Work to be completed>
Output all of the records exactly as written.

Extracted material>
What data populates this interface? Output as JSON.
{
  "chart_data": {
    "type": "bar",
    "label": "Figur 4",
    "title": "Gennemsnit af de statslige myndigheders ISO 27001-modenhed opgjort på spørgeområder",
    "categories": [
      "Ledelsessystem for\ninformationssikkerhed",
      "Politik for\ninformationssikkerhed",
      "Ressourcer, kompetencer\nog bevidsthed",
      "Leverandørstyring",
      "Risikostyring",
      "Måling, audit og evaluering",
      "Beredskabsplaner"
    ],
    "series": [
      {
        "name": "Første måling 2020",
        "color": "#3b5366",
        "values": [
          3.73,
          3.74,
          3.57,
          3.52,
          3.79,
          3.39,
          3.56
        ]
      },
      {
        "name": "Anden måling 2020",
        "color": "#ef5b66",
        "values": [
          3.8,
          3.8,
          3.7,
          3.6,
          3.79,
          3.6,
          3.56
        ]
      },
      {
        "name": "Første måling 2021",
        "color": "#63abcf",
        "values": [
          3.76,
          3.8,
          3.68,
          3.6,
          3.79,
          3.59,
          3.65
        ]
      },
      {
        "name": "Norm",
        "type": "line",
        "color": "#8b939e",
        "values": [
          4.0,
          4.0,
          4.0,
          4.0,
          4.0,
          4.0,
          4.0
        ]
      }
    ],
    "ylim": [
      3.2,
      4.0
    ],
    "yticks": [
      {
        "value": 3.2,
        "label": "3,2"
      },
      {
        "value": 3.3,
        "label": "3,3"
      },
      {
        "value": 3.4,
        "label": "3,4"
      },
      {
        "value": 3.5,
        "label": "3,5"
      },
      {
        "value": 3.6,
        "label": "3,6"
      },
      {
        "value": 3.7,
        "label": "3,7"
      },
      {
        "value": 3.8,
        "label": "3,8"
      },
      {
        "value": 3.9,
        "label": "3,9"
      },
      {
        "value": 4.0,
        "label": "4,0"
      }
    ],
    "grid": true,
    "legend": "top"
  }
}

Complete answer>
What data populates this interface? Output as JSON.
{
  "chart_data": {
    "type": "bar",
    "label": "Figur 4",
    "title": "Gennemsnit af de statslige myndigheders ISO 27001-modenhed opgjort på spørgeområder",
    "categories": [
      "Ledelsessystem for\ninformationssikkerhed",
      "Politik for\ninformationssikkerhed",
      "Ressourcer, kompetencer\nog bevidsthed",
      "Leverandørstyring",
      "Risikostyring",
      "Måling, audit og evaluering",
      "Beredskabsplaner"
    ],
    "series": [
      {
        "name": "Første måling 2020",
        "color": "#3b5366",
        "values": [
          3.73,
          3.74,
          3.57,
          3.52,
          3.79,
          3.39,
          3.56
        ]
      },
      {
        "name": "Anden måling 2020",
        "color": "#ef5b66",
        "values": [
          3.8,
          3.8,
          3.7,
          3.6,
          3.79,
          3.6,
          3.56
        ]
      },
      {
        "name": "Første måling 2021",
        "color": "#63abcf",
        "values": [
          3.76,
          3.8,
          3.68,
          3.6,
          3.79,
          3.59,
          3.65
        ]
      },
      {
        "name": "Norm",
        "type": "line",
        "color": "#8b939e",
        "values": [
          4.0,
          4.0,
          4.0,
          4.0,
          4.0,
          4.0,
          4.0
        ]
      }
    ],
    "ylim": [
      3.2,
      4.0
    ],
    "yticks": [
      {
        "value": 3.2,
        "label": "3,2"
      },
      {
        "value": 3.3,
        "label": "3,3"
      },
      {
        "value": 3.4,
        "label": "3,4"
      },
      {
        "value": 3.5,
        "label": "3,5"
      },
      {
        "value": 3.6,
        "label": "3,6"
      },
      {
        "value": 3.7,
        "label": "3,7"
      },
      {
        "value": 3.8,
        "label": "3,8"
      },
      {
        "value": 3.9,
        "label": "3,9"
      },
      {
        "value": 4.0,
        "label": "4,0"
      }
    ],
    "grid": true,
    "legend": "top"
  }
}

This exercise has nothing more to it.